-- Begin --
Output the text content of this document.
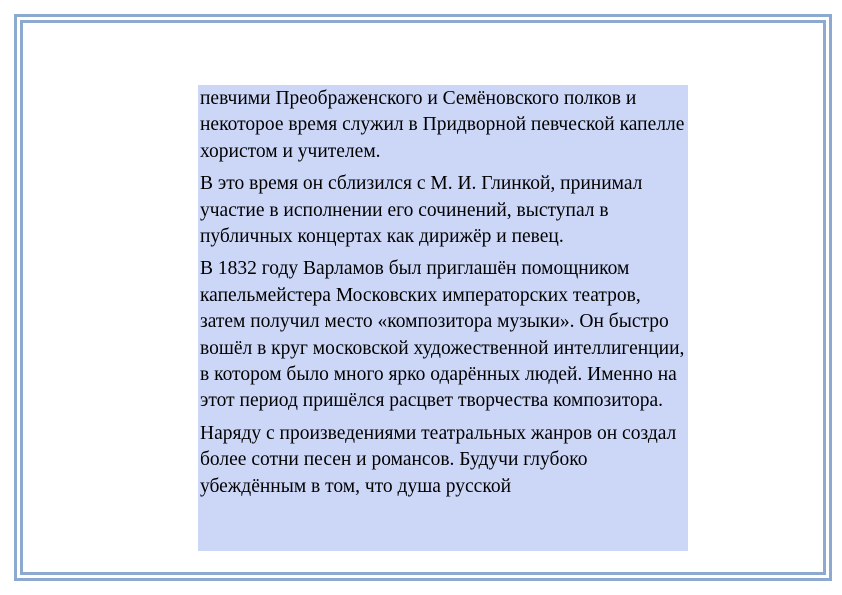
певчими Преображенского и Семёновского полков и некоторое время служил в Придворной певческой капелле хористом и учителем.

В это время он сблизился с М. И. Глинкой, принимал участие в исполнении его сочинений, выступал в публичных концертах как дирижёр и певец.

В 1832 году Варламов был приглашён помощником капельмейстера Московских императорских театров, затем получил место «композитора музыки». Он быстро вошёл в круг московской художественной интеллигенции, в котором было много ярко одарённых людей. Именно на этот период пришёлся расцвет творчества композитора.

Наряду с произведениями театральных жанров он создал более сотни песен и романсов. Будучи глубоко убеждённым в том, что душа русской
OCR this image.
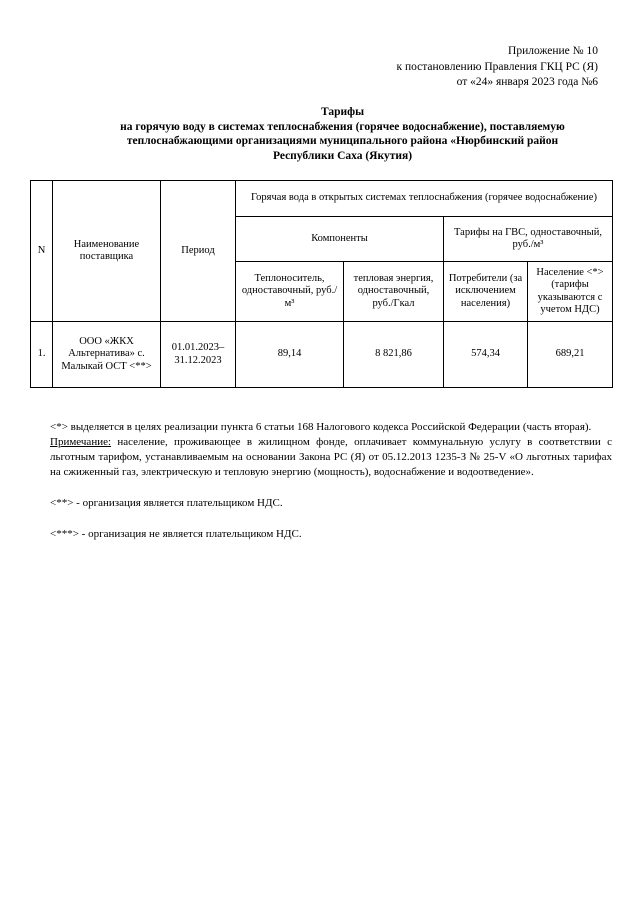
Приложение № 10
к постановлению Правления ГКЦ РС (Я)
от «24» января 2023 года №6
Тарифы
на горячую воду в системах теплоснабжения (горячее водоснабжение), поставляемую
теплоснабжающими организациями муниципального района «Нюрбинский район
Республики Саха (Якутия)
N	Наименование поставщика	Период	Горячая вода в открытых системах теплоснабжения (горячее водоснабжение)			
			Компоненты		Тарифы на ГВС, одноставочный, руб./м³	
			Теплоноситель, одноставочный, руб./м³	тепловая энергия, одноставочный, руб./Гкал	Потребители (за исключением населения)	Население <*> (тарифы указываются с учетом НДС)
1.	ООО «ЖКХ Альтернатива» с. Малыкай ОСТ <**>	01.01.2023–31.12.2023	89,14	8 821,86	574,34	689,21

<*> выделяется в целях реализации пункта 6 статьи 168 Налогового кодекса Российской Федерации (часть вторая).

Примечание: население, проживающее в жилищном фонде, оплачивает коммунальную услугу в соответствии с льготным тарифом, устанавливаемым на основании Закона РС (Я) от 05.12.2013 1235-З № 25-V «О льготных тарифах на сжиженный газ, электрическую и тепловую энергию (мощность), водоснабжение и водоотведение».

<**> - организация является плательщиком НДС.

<***> - организация не является плательщиком НДС.
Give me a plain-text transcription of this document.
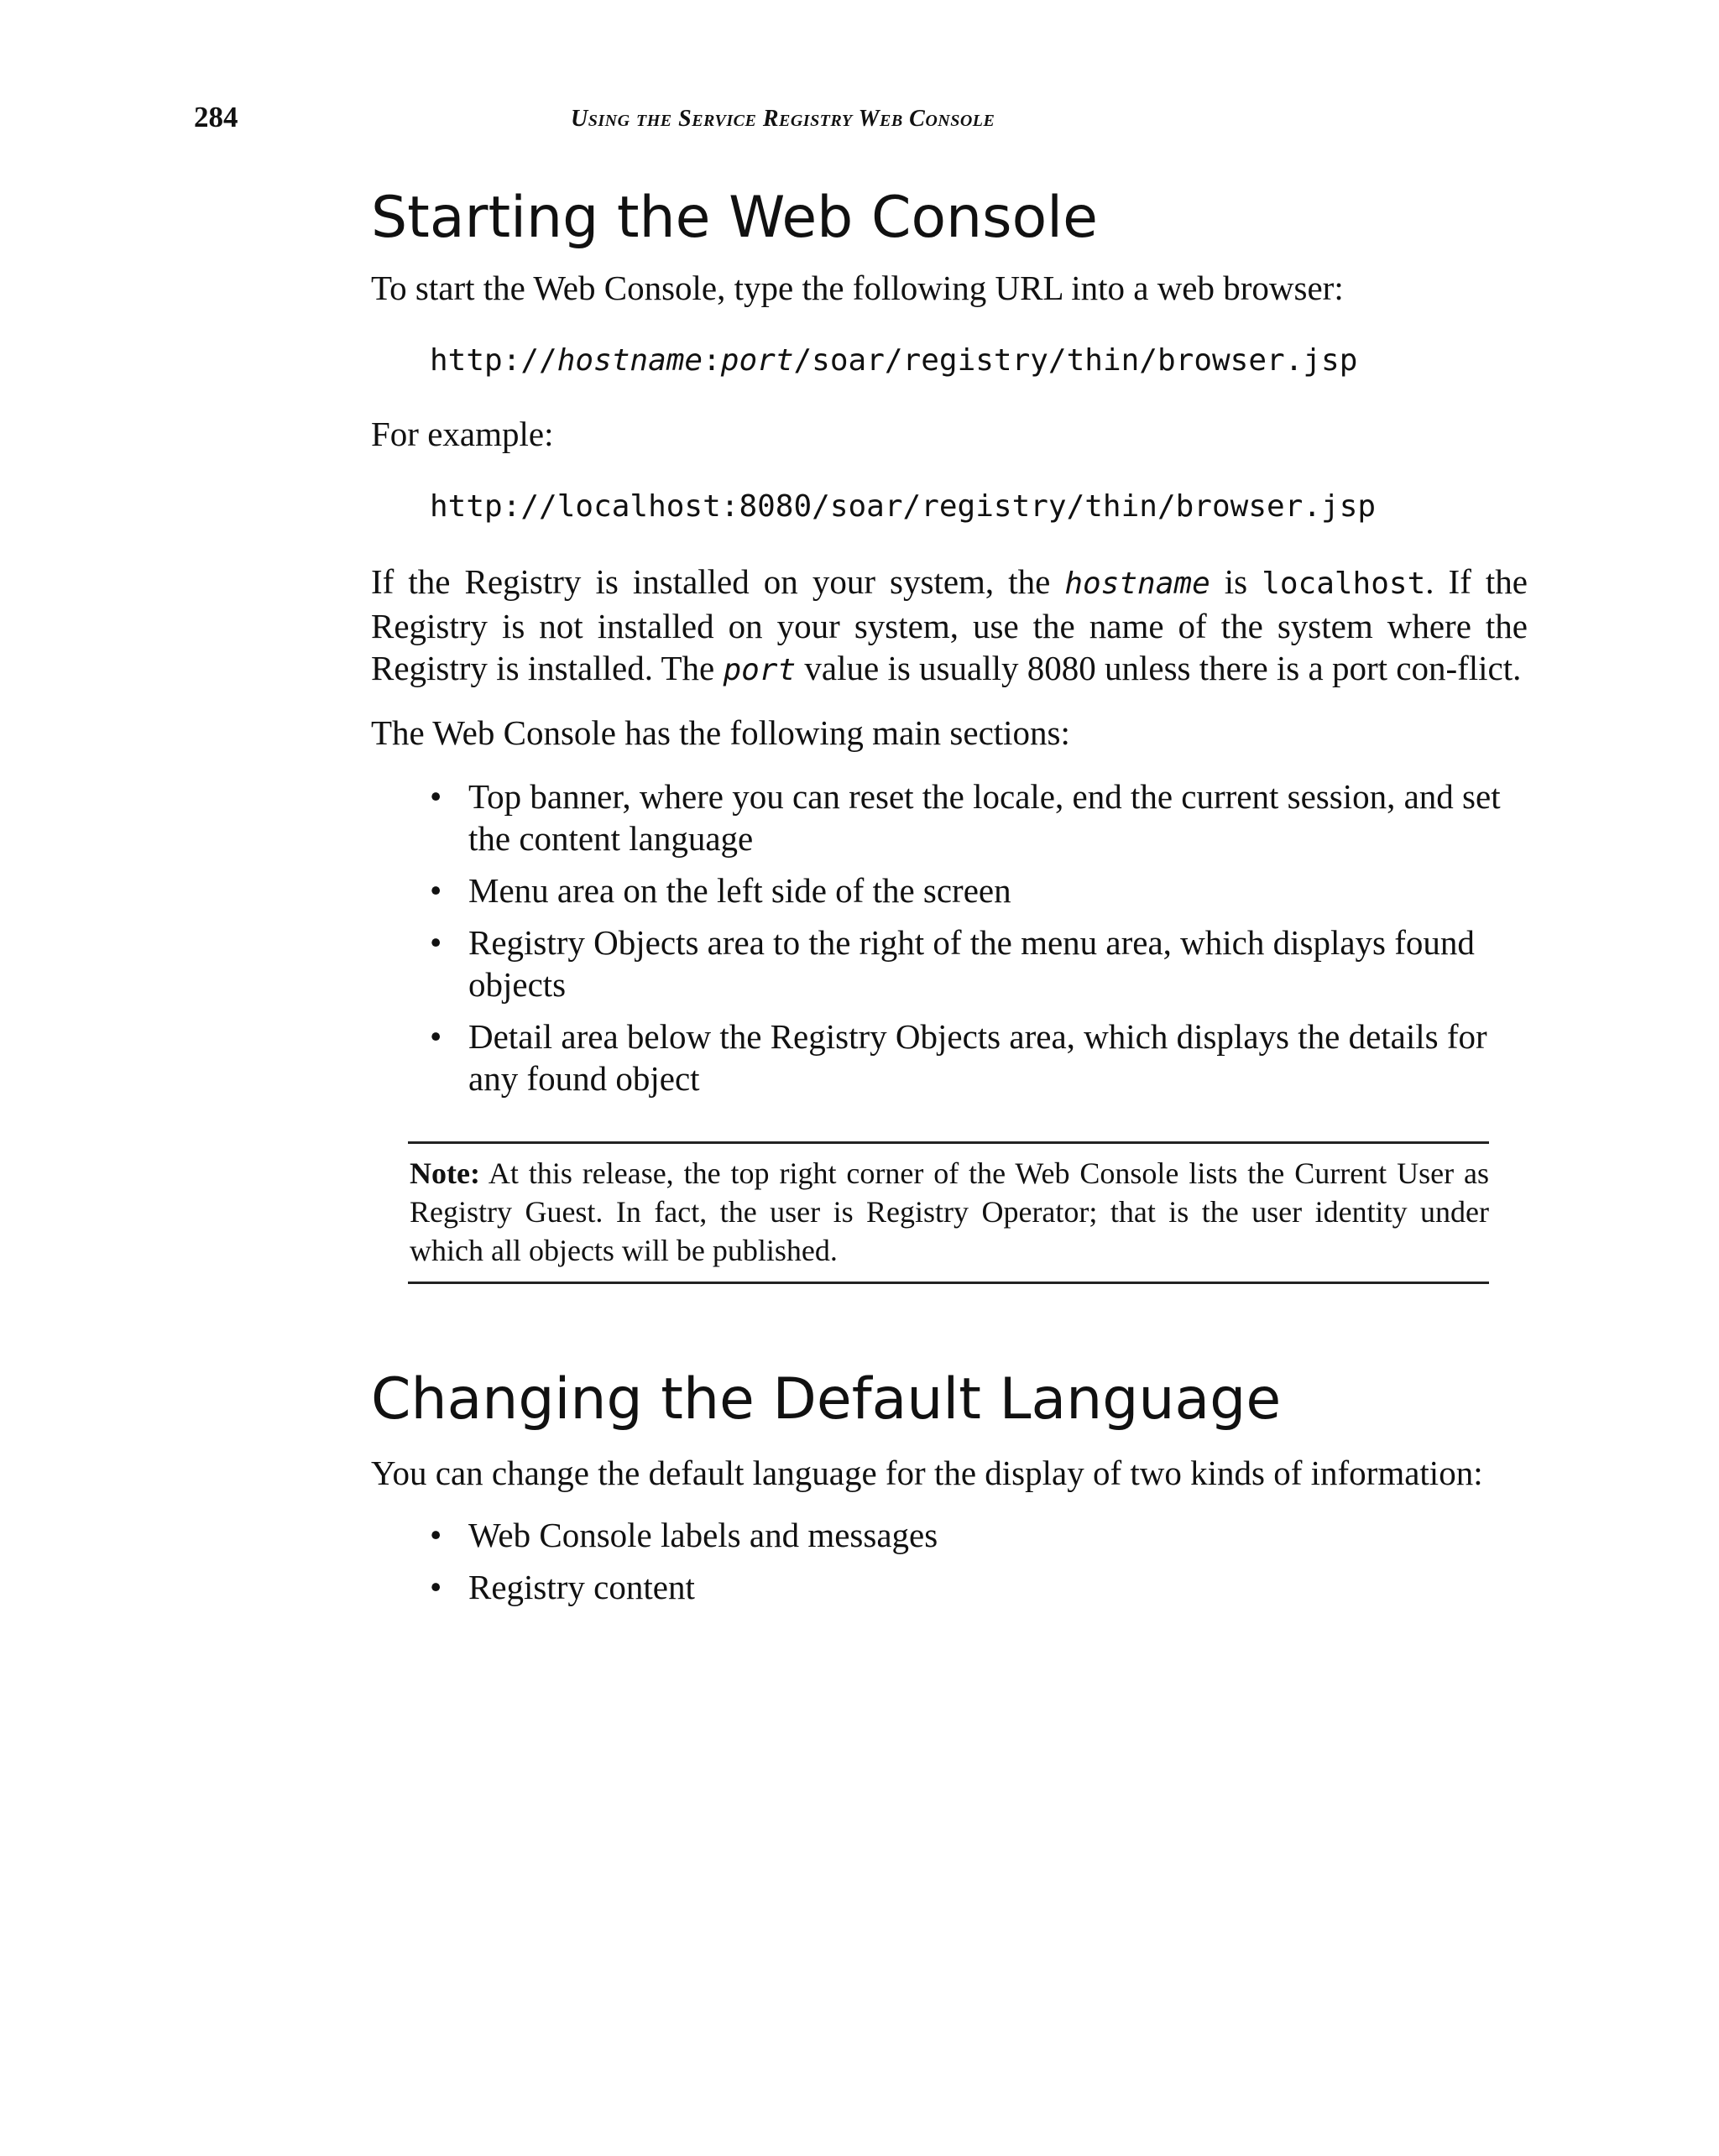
284	Using the Service Registry Web Console
Starting the Web Console

To start the Web Console, type the following URL into a web browser:

http://hostname:port/soar/registry/thin/browser.jsp

For example:

http://localhost:8080/soar/registry/thin/browser.jsp

If the Registry is installed on your system, the hostname is localhost. If the Registry is not installed on your system, use the name of the system where the Registry is installed. The port value is usually 8080 unless there is a port con-flict.

The Web Console has the following main sections:

• Top banner, where you can reset the locale, end the current session, and set the content language
• Menu area on the left side of the screen
• Registry Objects area to the right of the menu area, which displays found objects
• Detail area below the Registry Objects area, which displays the details for any found object
Note: At this release, the top right corner of the Web Console lists the Current User as Registry Guest. In fact, the user is Registry Operator; that is the user identity under which all objects will be published.
Changing the Default Language

You can change the default language for the display of two kinds of information:

• Web Console labels and messages
• Registry content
-- End --
_TASK TO CARRY OUT_.
Output the lines above in full and exactly as given, omitting any pictures.

_SOLUTION_.
Output the text content of this document.
певчими Преображенского и Семёновского полков и некоторое время служил в Придворной певческой капелле хористом и учителем.

В это время он сблизился с М. И. Глинкой, принимал участие в исполнении его сочинений, выступал в публичных концертах как дирижёр и певец.

В 1832 году Варламов был приглашён помощником капельмейстера Московских императорских театров, затем получил место «композитора музыки». Он быстро вошёл в круг московской художественной интеллигенции, в котором было много ярко одарённых людей. Именно на этот период пришёлся расцвет творчества композитора.

Наряду с произведениями театральных жанров он создал более сотни песен и романсов. Будучи глубоко убеждённым в том, что душа русской
OCR this image.
Приложение № 10
к постановлению Правления ГКЦ РС (Я)
от «24» января 2023 года №6
Тарифы
на горячую воду в системах теплоснабжения (горячее водоснабжение), поставляемую
теплоснабжающими организациями муниципального района «Нюрбинский район
Республики Саха (Якутия)
N	Наименование поставщика	Период	Горячая вода в открытых системах теплоснабжения (горячее водоснабжение)			
			Компоненты		Тарифы на ГВС, одноставочный, руб./м³	
			Теплоноситель, одноставочный, руб./м³	тепловая энергия, одноставочный, руб./Гкал	Потребители (за исключением населения)	Население <*> (тарифы указываются с учетом НДС)
1.	ООО «ЖКХ Альтернатива» с. Малыкай ОСТ <**>	01.01.2023–31.12.2023	89,14	8 821,86	574,34	689,21

<*> выделяется в целях реализации пункта 6 статьи 168 Налогового кодекса Российской Федерации (часть вторая).

Примечание: население, проживающее в жилищном фонде, оплачивает коммунальную услугу в соответствии с льготным тарифом, устанавливаемым на основании Закона РС (Я) от 05.12.2013 1235-З № 25-V «О льготных тарифах на сжиженный газ, электрическую и тепловую энергию (мощность), водоснабжение и водоотведение».

<**> - организация является плательщиком НДС.

<***> - организация не является плательщиком НДС.
Give me a plain-text transcription of this document.
284	Using the Service Registry Web Console
Starting the Web Console

To start the Web Console, type the following URL into a web browser:

http://hostname:port/soar/registry/thin/browser.jsp

For example:

http://localhost:8080/soar/registry/thin/browser.jsp

If the Registry is installed on your system, the hostname is localhost. If the Registry is not installed on your system, use the name of the system where the Registry is installed. The port value is usually 8080 unless there is a port con-flict.

The Web Console has the following main sections:

• Top banner, where you can reset the locale, end the current session, and set the content language
• Menu area on the left side of the screen
• Registry Objects area to the right of the menu area, which displays found objects
• Detail area below the Registry Objects area, which displays the details for any found object
Note: At this release, the top right corner of the Web Console lists the Current User as Registry Guest. In fact, the user is Registry Operator; that is the user identity under which all objects will be published.
Changing the Default Language

You can change the default language for the display of two kinds of information:

• Web Console labels and messages
• Registry content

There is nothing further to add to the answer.